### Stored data
------------------------------------------------------------

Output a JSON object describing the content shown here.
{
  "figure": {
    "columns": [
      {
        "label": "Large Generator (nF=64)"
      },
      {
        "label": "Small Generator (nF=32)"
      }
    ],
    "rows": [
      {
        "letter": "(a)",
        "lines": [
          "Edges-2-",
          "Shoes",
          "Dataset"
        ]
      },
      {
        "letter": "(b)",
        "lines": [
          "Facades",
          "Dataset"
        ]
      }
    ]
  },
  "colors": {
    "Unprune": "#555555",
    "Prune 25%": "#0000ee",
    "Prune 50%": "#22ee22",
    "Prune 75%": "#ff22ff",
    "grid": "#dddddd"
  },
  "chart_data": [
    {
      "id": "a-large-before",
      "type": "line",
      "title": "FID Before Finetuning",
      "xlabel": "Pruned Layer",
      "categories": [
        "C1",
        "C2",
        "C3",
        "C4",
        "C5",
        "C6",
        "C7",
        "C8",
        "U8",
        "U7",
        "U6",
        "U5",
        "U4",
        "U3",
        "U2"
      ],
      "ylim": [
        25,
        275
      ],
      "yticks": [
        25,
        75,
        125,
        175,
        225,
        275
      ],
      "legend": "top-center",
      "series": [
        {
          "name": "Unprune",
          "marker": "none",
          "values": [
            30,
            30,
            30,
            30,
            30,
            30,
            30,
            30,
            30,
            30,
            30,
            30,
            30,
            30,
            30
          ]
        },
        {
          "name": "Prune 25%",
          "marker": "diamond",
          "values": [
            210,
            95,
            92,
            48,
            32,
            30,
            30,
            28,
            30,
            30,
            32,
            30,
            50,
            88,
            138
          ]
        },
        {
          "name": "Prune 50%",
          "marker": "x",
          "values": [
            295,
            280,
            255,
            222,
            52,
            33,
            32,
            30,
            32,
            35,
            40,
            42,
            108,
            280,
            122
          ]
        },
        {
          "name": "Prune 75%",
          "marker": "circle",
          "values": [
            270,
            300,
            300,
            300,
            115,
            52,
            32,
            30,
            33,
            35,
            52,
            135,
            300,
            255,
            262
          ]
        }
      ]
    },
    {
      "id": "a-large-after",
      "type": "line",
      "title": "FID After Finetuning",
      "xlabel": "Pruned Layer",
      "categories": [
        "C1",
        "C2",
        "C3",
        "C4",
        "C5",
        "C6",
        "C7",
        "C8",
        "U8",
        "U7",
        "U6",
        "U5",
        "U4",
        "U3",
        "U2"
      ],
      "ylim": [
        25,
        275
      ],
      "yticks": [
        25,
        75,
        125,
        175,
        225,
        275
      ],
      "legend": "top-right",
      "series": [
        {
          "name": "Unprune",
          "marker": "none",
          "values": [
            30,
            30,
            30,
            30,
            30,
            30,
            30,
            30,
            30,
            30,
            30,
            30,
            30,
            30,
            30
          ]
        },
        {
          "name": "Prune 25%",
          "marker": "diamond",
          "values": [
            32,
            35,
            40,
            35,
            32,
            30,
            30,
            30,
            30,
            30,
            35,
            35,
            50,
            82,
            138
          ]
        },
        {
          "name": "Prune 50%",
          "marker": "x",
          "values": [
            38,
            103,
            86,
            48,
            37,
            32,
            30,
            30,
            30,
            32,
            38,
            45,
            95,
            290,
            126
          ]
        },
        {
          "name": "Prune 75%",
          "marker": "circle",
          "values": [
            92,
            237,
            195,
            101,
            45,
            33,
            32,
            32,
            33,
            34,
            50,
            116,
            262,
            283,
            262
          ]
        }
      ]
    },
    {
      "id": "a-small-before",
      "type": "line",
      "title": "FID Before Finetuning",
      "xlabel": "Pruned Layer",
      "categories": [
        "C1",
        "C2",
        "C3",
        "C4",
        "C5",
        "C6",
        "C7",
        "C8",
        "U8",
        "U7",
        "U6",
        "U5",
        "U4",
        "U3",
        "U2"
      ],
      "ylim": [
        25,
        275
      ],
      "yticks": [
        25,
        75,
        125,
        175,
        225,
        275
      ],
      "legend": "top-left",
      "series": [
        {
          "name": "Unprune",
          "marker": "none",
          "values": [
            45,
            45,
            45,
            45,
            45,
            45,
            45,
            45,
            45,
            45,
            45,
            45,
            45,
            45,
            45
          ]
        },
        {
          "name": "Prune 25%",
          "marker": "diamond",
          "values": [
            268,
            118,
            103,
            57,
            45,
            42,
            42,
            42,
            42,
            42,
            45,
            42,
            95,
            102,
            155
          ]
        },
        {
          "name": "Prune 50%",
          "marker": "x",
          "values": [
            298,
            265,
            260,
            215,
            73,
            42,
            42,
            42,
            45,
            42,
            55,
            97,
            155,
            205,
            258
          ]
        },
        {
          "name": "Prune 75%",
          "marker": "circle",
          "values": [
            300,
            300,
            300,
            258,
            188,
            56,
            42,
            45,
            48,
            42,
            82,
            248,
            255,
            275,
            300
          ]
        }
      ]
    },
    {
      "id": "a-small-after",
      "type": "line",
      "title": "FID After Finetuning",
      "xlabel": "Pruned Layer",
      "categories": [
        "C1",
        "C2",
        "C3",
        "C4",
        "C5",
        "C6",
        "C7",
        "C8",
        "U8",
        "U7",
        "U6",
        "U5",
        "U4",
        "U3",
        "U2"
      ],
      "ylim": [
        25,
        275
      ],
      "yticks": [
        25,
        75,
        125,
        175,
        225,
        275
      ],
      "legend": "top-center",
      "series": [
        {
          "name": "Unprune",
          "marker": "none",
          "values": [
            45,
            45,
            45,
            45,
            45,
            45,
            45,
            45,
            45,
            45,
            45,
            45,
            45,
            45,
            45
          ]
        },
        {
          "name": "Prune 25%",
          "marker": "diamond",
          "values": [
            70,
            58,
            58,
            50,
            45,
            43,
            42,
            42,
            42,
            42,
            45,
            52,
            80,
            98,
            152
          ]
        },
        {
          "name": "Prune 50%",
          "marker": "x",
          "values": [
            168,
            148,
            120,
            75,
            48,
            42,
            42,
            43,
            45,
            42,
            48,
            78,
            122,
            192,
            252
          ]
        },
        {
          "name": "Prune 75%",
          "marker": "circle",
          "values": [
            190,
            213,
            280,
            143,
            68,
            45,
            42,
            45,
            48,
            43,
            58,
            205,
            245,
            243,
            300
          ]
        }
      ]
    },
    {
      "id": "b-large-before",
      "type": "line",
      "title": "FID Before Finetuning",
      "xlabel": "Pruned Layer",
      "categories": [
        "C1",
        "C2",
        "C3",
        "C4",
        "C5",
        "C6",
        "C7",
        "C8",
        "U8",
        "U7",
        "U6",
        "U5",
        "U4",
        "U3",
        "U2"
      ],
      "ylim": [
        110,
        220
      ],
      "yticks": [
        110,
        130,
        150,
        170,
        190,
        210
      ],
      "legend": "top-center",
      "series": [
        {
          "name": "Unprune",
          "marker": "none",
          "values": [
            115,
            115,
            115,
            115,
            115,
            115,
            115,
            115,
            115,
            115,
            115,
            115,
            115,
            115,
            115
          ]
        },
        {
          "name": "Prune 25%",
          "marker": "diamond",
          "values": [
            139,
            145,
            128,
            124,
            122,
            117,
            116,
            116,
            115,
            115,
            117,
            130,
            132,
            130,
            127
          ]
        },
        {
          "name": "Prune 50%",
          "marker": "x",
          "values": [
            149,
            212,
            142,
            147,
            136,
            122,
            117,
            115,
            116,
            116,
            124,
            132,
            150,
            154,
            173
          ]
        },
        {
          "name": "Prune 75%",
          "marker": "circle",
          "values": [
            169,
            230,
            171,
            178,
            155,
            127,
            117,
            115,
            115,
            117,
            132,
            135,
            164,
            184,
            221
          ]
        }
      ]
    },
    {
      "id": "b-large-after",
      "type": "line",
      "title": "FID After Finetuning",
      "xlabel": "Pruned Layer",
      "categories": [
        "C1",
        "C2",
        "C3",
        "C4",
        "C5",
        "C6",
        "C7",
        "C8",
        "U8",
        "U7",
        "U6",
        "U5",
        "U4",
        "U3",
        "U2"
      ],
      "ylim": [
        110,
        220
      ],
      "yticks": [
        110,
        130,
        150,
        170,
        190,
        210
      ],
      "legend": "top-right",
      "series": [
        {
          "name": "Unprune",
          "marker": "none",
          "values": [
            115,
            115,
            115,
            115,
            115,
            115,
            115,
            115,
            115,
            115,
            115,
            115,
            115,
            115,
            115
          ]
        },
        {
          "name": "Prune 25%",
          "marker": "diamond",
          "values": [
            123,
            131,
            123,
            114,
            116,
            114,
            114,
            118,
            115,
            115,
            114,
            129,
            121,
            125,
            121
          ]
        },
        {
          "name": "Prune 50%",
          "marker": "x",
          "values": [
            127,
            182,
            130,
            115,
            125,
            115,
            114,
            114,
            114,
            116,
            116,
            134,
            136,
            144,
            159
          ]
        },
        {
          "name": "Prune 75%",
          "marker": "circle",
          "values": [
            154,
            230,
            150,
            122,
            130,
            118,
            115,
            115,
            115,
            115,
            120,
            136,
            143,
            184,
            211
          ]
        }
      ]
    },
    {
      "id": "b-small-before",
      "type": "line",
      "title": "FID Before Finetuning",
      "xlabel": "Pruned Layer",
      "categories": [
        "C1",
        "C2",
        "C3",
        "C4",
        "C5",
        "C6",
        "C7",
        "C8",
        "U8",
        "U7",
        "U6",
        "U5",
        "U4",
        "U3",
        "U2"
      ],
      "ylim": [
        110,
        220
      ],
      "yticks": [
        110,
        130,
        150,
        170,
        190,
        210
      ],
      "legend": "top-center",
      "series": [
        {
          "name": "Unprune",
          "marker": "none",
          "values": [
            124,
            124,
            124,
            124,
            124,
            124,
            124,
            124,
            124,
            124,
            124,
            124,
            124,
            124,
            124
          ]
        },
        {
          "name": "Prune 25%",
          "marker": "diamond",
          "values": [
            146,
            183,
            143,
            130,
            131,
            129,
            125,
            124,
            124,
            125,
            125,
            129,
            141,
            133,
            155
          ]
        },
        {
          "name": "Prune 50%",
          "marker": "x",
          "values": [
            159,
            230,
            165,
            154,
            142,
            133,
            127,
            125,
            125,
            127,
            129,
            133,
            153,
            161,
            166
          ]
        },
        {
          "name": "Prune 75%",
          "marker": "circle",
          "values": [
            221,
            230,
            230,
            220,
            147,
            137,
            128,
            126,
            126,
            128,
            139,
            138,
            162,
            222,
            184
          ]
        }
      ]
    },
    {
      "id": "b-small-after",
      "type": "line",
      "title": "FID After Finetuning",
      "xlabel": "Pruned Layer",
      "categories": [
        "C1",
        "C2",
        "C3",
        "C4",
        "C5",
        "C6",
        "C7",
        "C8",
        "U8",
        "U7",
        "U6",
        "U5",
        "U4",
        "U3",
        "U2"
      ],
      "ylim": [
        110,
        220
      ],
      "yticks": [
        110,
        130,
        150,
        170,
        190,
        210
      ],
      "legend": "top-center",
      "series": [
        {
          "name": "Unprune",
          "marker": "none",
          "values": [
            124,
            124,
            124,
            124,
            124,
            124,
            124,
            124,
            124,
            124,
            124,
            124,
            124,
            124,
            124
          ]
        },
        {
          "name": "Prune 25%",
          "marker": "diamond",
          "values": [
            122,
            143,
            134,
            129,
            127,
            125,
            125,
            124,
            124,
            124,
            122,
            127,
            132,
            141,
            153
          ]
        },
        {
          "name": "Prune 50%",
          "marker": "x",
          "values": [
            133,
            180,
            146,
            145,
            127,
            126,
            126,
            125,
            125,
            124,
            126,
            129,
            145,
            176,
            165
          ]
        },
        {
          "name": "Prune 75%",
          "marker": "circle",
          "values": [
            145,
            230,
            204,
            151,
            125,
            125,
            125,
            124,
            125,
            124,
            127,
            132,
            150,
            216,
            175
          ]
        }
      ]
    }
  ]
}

------------------------------------------------------------

### Objective
Check the records above line by line and tally those holding the string "Generator". Answer with the number only.

### Solution
2